◆ **Consignes**
a. Actualisez l'extrait sur la séance à distance en le recopiant depuis « Enseigner à distance, réflexions » jusqu'à « plateforme de cours. » inclus, avec « espaces de discussion » à la place de « salons ».
b. D'après l'extrait sur la séance à distance, qu'ont déposé les élèves sur la plateforme de cours à l'issue du temps imparti ?
c. Reprenez l'extrait sur la séance à distance là où il s'arrête et poursuivez-le.

Cette séance avait pour but, après les vacances de printemps d’offrir un cadre assez ludique afin de réengager les élèves à travailler en mobilisant ce qu’ils avaient appris précédemment. Le scénario proposé par Anne Petit, les objectifs et les compétences travaillées s’y prêtaient parfaitement. Restait à l’adapter à ce contexte particulier de l’enseignement à distance.
Deux éléments dans le scénario d’Anne Petit répondaient en effet à un des impératifs de l’enseignement à distance : soutenir la motivation des élèves
Si les objectifs pédagogiques et les compétences EMI travaillées restent les mêmes, la scénarisation de la séance a été repensée pour s’adapter aux contraintes spécifiques de l’enseignement à distance et aux outils numériques disponibles.
Enseigner à distance, réflexions préalables sur les contraintes et les leviers :
Des outils numériques pour l’enseignement à distance :
Les six missions à télécharger
Pour favoriser le travail de groupes, nous avons créé des salons dans lesquels les élèves ont pu échanger. Pour cela, il a fallu attendre que les élèves soient connectés à la classe virtuelle, puis les glisser un à un dans les différents groupes. Les enseignantes ont pu ensuite circuler d’un groupe à l’autre, un peu comme lorsqu’il circule en classe d’un ilot à l’autre. Le fait d’être deux a permis de se répartir les rôles pour gérer la totalité des groupes.
A l’issue du temps imparti, les élèves ont déposé leur grille complétée sur la plateforme de cours.

◆ **Données fournies**
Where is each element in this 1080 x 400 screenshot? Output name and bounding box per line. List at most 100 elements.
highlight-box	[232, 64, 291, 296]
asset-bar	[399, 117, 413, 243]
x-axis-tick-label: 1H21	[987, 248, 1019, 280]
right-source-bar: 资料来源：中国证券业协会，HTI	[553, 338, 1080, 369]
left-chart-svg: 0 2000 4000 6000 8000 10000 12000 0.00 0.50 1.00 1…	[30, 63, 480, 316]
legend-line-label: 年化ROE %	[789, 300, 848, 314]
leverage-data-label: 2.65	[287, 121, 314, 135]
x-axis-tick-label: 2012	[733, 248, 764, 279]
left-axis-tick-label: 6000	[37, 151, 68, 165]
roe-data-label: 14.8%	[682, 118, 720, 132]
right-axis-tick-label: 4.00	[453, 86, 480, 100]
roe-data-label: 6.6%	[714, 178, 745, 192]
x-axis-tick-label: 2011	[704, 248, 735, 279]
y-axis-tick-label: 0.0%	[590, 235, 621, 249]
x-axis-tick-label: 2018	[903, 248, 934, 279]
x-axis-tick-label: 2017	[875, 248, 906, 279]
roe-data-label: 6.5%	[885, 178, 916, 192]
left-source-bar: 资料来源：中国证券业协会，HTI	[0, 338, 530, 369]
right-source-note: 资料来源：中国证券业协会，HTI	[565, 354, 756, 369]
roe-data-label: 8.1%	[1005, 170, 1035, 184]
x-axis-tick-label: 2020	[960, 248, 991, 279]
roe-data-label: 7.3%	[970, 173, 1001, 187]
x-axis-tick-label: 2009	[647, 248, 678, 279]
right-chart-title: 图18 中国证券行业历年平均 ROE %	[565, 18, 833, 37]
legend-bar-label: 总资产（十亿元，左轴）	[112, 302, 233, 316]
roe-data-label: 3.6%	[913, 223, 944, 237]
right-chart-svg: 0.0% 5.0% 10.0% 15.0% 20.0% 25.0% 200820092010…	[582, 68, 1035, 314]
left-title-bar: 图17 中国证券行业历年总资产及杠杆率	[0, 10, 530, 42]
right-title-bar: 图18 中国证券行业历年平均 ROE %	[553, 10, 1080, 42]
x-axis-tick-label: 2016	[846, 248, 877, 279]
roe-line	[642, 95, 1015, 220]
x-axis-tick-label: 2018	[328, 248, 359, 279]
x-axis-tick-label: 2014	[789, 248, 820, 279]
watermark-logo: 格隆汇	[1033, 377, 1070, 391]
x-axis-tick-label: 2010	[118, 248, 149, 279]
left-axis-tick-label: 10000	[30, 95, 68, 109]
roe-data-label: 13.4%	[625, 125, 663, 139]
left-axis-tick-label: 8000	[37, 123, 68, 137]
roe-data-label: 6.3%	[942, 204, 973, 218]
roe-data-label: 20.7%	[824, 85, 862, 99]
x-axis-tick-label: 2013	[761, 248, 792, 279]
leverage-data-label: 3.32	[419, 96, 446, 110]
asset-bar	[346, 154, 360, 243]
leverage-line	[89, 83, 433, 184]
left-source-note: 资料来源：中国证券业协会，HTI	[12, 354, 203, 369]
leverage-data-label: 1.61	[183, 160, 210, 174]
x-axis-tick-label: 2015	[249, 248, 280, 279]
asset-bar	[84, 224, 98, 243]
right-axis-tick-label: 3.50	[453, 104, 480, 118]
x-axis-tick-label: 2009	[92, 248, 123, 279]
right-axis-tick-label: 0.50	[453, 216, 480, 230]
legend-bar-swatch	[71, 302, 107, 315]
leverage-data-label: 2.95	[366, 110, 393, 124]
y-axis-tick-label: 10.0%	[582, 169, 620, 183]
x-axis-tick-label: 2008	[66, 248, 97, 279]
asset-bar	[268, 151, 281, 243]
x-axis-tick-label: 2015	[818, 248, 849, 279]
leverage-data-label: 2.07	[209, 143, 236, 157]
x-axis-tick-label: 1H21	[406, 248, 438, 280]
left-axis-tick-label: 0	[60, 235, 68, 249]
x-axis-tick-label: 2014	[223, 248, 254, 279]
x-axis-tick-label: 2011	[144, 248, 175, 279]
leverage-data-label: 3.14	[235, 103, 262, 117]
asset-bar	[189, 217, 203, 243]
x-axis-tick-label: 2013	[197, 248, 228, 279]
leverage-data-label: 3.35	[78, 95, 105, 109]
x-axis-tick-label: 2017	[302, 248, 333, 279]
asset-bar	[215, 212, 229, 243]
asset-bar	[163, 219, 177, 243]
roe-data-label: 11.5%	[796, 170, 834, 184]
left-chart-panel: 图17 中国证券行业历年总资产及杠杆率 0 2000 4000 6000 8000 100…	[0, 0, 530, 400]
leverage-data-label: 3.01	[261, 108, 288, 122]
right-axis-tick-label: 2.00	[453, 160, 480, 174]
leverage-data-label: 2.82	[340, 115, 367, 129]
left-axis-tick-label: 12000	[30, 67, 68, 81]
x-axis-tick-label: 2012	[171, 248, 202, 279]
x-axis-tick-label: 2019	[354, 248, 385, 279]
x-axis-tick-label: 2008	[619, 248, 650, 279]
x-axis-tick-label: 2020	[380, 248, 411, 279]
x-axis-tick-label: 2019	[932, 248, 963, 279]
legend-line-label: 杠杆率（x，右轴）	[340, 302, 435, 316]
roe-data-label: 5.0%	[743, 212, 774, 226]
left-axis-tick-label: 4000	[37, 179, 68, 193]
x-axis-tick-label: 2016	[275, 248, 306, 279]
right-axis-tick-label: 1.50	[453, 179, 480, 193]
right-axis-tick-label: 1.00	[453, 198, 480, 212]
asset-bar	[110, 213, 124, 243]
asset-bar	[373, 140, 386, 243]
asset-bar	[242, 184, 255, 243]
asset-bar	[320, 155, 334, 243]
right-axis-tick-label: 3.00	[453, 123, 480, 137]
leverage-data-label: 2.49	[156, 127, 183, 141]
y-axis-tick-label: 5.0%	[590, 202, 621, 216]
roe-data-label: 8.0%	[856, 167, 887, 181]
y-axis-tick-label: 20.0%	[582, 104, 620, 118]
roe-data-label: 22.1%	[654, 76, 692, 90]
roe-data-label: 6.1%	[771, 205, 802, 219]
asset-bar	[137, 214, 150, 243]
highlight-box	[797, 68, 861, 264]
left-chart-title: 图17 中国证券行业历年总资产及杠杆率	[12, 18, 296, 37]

◆ **Réponses**
a.
Enseigner à distance, réflexions préalables sur les contraintes et les leviers :
Des outils numériques pour l’enseignement à distance :
Les six missions à télécharger
Pour favoriser le travail de groupes, nous avons créé des espaces de discussion dans lesquels les élèves ont pu échanger. Pour cela, il a fallu attendre que les élèves soient connectés à la classe virtuelle, puis les glisser un à un dans les différents groupes. Les enseignantes ont pu ensuite circuler d’un groupe à l’autre, un peu comme lorsqu’il circule en classe d’un ilot à l’autre. Le fait d’être deux a permis de se répartir les rôles pour gérer la totalité des groupes.
A l’issue du temps imparti, les élèves ont déposé leur grille complétée sur la plateforme de cours.

b. Leur grille complétée.

c.
Nous les avons ensuite tous réintégrés dans la salle principale pour une rapide mise en commun des difficultés rencontrées lors du travail de groupe. Pour la semaine suivante, les groupes devaient préparer une rapide présentation de leur travail : description du tweet confié, hypothèse et vérification.
Elle s’est conclue par la rédaction collective de la trace écrite portant sur les points de vigilance pour une vérification efficace d’un message sur les réseaux sociaux.
Pour cette activité, nous avons également utilisé le partage d’écran, avec un traitement de texte cette fois, l’enseignant notant les propositions des élèves (prise de parole ou utilisation du chat). Cette trace écrite a été mise à la disposition des élèves sur la plateforme de cours Moodle dans un document « conseils pour relever ce défi ».
Pour établir le podium, nous avons croisé deux palmarès : les temps (l’horaire de dépôt est indiqué par la plateforme et qui a permis de faire rapidement un palmarès Temps. Nous l’avons ensuite complété par un palmarès prenant en compte la qualité de travail remis. C’est en croisant ces deux palmarès que nous avons identifié notre groupe gagnant.
Sur la motivation des élèves
Sur une classe de 35 élèves, 31 élèves étaient présents lors du Défi. Un des trois décrocheurs depuis le confinement était même présent.
Tous les groupes ont relevé le défi et déposé leur grille d’analyse sur la plateforme de cours.
Sur la maitrise de compétences EMI
Les groupes ont présenté un travail de qualité. La seconde classe virtuelle a permis de revenir sur les difficultés rencontrées et certaines incompréhensions. La trace écrite rédigée collectivement a permis aux élèves de réfléchir à l’activité qu’ils venaient de mener et de formuler des préconisations pour vérifier les images circulant sur les réseaux sociaux.
Sur l’outil classe virtuelle pour gérer des groupes de travail
L’activité en groupe a fonctionné. En circulant sur les différents groupes de la classe virtuelle, les enseignants ont pu échanger avec les élèves ou entendre les élèves échanger entre eux pour répondre à la consigne. Certains élèves ont toutefois choisi de sortir de la classe virtuelle pour utiliser d’autres applications (Snapchat). Ils ont réintégré la classe virtuelle après avoir déposé leur défi sur Moodle.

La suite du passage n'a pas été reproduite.